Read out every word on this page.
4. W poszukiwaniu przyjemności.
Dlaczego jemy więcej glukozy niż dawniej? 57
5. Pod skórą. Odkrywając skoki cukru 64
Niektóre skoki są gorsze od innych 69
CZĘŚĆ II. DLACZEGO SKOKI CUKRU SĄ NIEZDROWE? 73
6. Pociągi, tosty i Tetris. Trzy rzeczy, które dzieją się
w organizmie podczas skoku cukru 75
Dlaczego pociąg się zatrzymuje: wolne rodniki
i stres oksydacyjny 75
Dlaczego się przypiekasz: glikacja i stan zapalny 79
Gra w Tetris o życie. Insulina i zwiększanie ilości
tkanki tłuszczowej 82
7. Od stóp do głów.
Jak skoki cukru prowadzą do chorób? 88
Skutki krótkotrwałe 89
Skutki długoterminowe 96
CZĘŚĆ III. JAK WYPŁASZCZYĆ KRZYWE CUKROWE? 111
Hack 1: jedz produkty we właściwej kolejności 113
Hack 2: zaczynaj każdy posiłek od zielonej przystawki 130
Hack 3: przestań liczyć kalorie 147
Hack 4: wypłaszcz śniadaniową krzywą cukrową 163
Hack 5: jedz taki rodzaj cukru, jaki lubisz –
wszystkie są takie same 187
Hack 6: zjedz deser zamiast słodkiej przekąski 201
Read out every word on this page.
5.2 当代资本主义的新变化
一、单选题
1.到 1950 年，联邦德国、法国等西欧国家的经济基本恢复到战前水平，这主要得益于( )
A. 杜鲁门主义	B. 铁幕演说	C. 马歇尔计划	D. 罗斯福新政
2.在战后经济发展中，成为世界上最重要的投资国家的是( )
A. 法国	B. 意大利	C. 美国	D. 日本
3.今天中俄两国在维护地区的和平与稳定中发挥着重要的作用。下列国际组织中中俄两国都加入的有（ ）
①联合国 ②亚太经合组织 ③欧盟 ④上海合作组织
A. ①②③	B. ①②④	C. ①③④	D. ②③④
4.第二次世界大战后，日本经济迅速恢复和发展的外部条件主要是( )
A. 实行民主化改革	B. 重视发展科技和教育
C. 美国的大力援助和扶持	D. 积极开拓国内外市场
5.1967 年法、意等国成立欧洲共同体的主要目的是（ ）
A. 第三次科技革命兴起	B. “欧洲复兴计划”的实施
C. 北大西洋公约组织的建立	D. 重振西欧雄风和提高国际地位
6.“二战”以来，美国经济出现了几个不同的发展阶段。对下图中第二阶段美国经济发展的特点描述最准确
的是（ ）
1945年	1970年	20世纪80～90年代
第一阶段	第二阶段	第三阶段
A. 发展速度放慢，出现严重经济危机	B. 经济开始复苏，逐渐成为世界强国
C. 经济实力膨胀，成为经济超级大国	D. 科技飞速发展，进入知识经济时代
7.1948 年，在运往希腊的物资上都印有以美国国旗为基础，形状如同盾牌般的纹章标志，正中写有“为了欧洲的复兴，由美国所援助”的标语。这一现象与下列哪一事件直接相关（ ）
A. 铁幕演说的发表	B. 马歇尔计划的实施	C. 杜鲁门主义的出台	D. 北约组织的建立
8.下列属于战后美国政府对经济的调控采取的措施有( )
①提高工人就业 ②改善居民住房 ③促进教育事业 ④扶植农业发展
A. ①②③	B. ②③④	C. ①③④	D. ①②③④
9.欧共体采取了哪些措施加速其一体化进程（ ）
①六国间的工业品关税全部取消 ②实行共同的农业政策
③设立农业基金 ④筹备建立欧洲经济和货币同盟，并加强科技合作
******
## EXERCISE TASK
Copy every line verbatim.

## ANSWER TO THIS EXERCISE
Read out every word on this page.
4. W poszukiwaniu przyjemności.
Dlaczego jemy więcej glukozy niż dawniej? 57
5. Pod skórą. Odkrywając skoki cukru 64
Niektóre skoki są gorsze od innych 69
CZĘŚĆ II. DLACZEGO SKOKI CUKRU SĄ NIEZDROWE? 73
6. Pociągi, tosty i Tetris. Trzy rzeczy, które dzieją się
w organizmie podczas skoku cukru 75
Dlaczego pociąg się zatrzymuje: wolne rodniki
i stres oksydacyjny 75
Dlaczego się przypiekasz: glikacja i stan zapalny 79
Gra w Tetris o życie. Insulina i zwiększanie ilości
tkanki tłuszczowej 82
7. Od stóp do głów.
Jak skoki cukru prowadzą do chorób? 88
Skutki krótkotrwałe 89
Skutki długoterminowe 96
CZĘŚĆ III. JAK WYPŁASZCZYĆ KRZYWE CUKROWE? 111
Hack 1: jedz produkty we właściwej kolejności 113
Hack 2: zaczynaj każdy posiłek od zielonej przystawki 130
Hack 3: przestań liczyć kalorie 147
Hack 4: wypłaszcz śniadaniową krzywą cukrową 163
Hack 5: jedz taki rodzaj cukru, jaki lubisz –
wszystkie są takie same 187
Hack 6: zjedz deser zamiast słodkiej przekąski 201
Read out every word on this page.
5.2 当代资本主义的新变化
一、单选题
1.到 1950 年，联邦德国、法国等西欧国家的经济基本恢复到战前水平，这主要得益于( )
A. 杜鲁门主义	B. 铁幕演说	C. 马歇尔计划	D. 罗斯福新政
2.在战后经济发展中，成为世界上最重要的投资国家的是( )
A. 法国	B. 意大利	C. 美国	D. 日本
3.今天中俄两国在维护地区的和平与稳定中发挥着重要的作用。下列国际组织中中俄两国都加入的有（ ）
①联合国 ②亚太经合组织 ③欧盟 ④上海合作组织
A. ①②③	B. ①②④	C. ①③④	D. ②③④
4.第二次世界大战后，日本经济迅速恢复和发展的外部条件主要是( )
A. 实行民主化改革	B. 重视发展科技和教育
C. 美国的大力援助和扶持	D. 积极开拓国内外市场
5.1967 年法、意等国成立欧洲共同体的主要目的是（ ）
A. 第三次科技革命兴起	B. “欧洲复兴计划”的实施
C. 北大西洋公约组织的建立	D. 重振西欧雄风和提高国际地位
6.“二战”以来，美国经济出现了几个不同的发展阶段。对下图中第二阶段美国经济发展的特点描述最准确
的是（ ）
1945年	1970年	20世纪80～90年代
第一阶段	第二阶段	第三阶段
A. 发展速度放慢，出现严重经济危机	B. 经济开始复苏，逐渐成为世界强国
C. 经济实力膨胀，成为经济超级大国	D. 科技飞速发展，进入知识经济时代
7.1948 年，在运往希腊的物资上都印有以美国国旗为基础，形状如同盾牌般的纹章标志，正中写有“为了欧洲的复兴，由美国所援助”的标语。这一现象与下列哪一事件直接相关（ ）
A. 铁幕演说的发表	B. 马歇尔计划的实施	C. 杜鲁门主义的出台	D. 北约组织的建立
8.下列属于战后美国政府对经济的调控采取的措施有( )
①提高工人就业 ②改善居民住房 ③促进教育事业 ④扶植农业发展
A. ①②③	B. ②③④	C. ①③④	D. ①②③④
9.欧共体采取了哪些措施加速其一体化进程（ ）
①六国间的工业品关税全部取消 ②实行共同的农业政策
③设立农业基金 ④筹备建立欧洲经济和货币同盟，并加强科技合作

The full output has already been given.